• [What is being asked]:
Check every line below for the word "муниципального" and show those that hold it.

• [Material]:
------------------------------

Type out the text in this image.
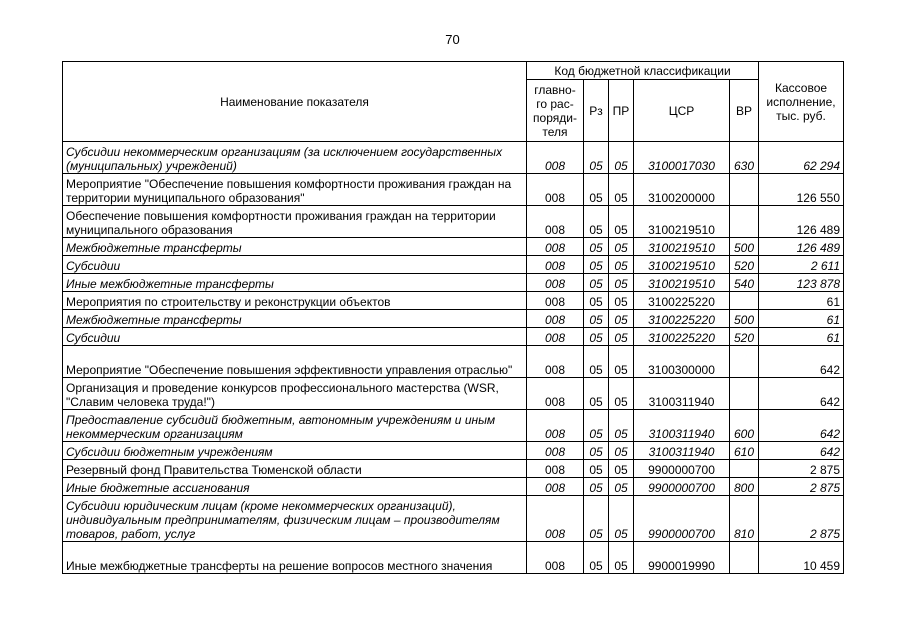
70
Наименование показателя	Код бюджетной классификации					Кассовое исполнение, тыс. руб.
	главно-го рас-поряди-теля	Рз	ПР	ЦСР	ВР	
Субсидии некоммерческим организациям (за исключением государственных (муниципальных) учреждений)	008	05	05	3100017030	630	62 294
Мероприятие "Обеспечение повышения комфортности проживания граждан на территории муниципального образования"	008	05	05	3100200000		126 550
Обеспечение повышения комфортности проживания граждан на территории муниципального образования	008	05	05	3100219510		126 489
Межбюджетные трансферты	008	05	05	3100219510	500	126 489
Субсидии	008	05	05	3100219510	520	2 611
Иные межбюджетные трансферты	008	05	05	3100219510	540	123 878
Мероприятия по строительству и реконструкции объектов	008	05	05	3100225220		61
Межбюджетные трансферты	008	05	05	3100225220	500	61
Субсидии	008	05	05	3100225220	520	61
Мероприятие "Обеспечение повышения эффективности управления отраслью"	008	05	05	3100300000		642
Организация и проведение конкурсов профессионального мастерства (WSR, "Славим человека труда!")	008	05	05	3100311940		642
Предоставление субсидий бюджетным, автономным учреждениям и иным некоммерческим организациям	008	05	05	3100311940	600	642
Субсидии бюджетным учреждениям	008	05	05	3100311940	610	642
Резервный фонд Правительства Тюменской области	008	05	05	9900000700		2 875
Иные бюджетные ассигнования	008	05	05	9900000700	800	2 875
Субсидии юридическим лицам (кроме некоммерческих организаций), индивидуальным предпринимателям, физическим лицам – производителям товаров, работ, услуг	008	05	05	9900000700	810	2 875
Иные межбюджетные трансферты на решение вопросов местного значения	008	05	05	9900019990		10 459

------------------------------

• [Task result]:
Мероприятие "Обеспечение повышения комфортности проживания граждан на территории муниципального образования"	008	05	05	3100200000		126 550
Обеспечение повышения комфортности проживания граждан на территории муниципального образования	008	05	05	3100219510		126 489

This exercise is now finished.